--- start of Input data ---
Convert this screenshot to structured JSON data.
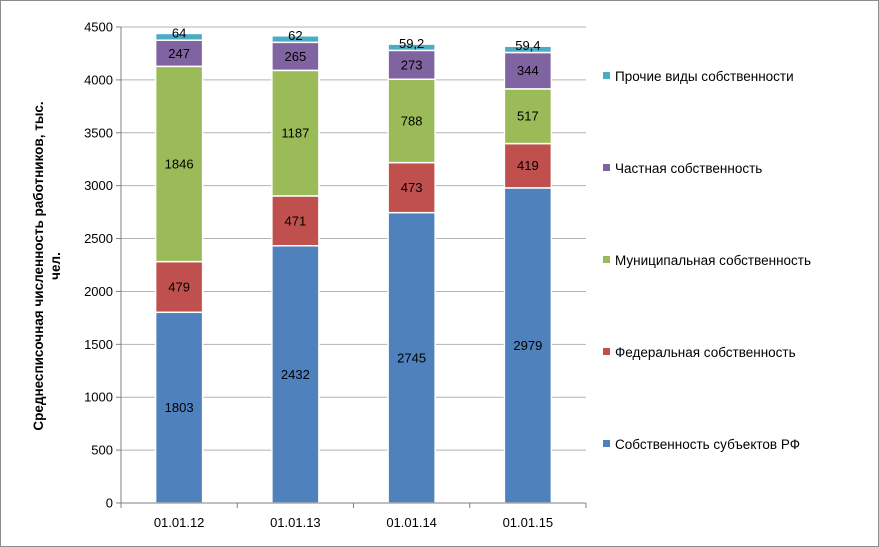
{
  "chart_data": {
    "type": "bar",
    "stacked": true,
    "categories": [
      "01.01.12",
      "01.01.13",
      "01.01.14",
      "01.01.15"
    ],
    "series": [
      {
        "name": "Собственность субъектов РФ",
        "color": "#4f81bd",
        "values": [
          1803,
          2432,
          2745,
          2979
        ],
        "labels": [
          "1803",
          "2432",
          "2745",
          "2979"
        ]
      },
      {
        "name": "Федеральная собственность",
        "color": "#c0504d",
        "values": [
          479,
          471,
          473,
          419
        ],
        "labels": [
          "479",
          "471",
          "473",
          "419"
        ]
      },
      {
        "name": "Муниципальная собственность",
        "color": "#9bbb59",
        "values": [
          1846,
          1187,
          788,
          517
        ],
        "labels": [
          "1846",
          "1187",
          "788",
          "517"
        ]
      },
      {
        "name": "Частная собственность",
        "color": "#8064a2",
        "values": [
          247,
          265,
          273,
          344
        ],
        "labels": [
          "247",
          "265",
          "273",
          "344"
        ]
      },
      {
        "name": "Прочие виды собственности",
        "color": "#4bacc6",
        "values": [
          64,
          62,
          59.2,
          59.4
        ],
        "labels": [
          "64",
          "62",
          "59,2",
          "59,4"
        ]
      }
    ],
    "legend_order": [
      4,
      3,
      2,
      1,
      0
    ],
    "legend_position": "right",
    "ylabel_lines": [
      "Среднесписочная численность работников,  тыс.",
      "чел."
    ],
    "ylim": [
      0,
      4500
    ],
    "yticks": [
      0,
      500,
      1000,
      1500,
      2000,
      2500,
      3000,
      3500,
      4000,
      4500
    ],
    "grid": true
  }
}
--- end of Input data ---
*Your goal*: Across the records above, count the lines holding "name" and reply with that number alone.

*Completed exercise*: 5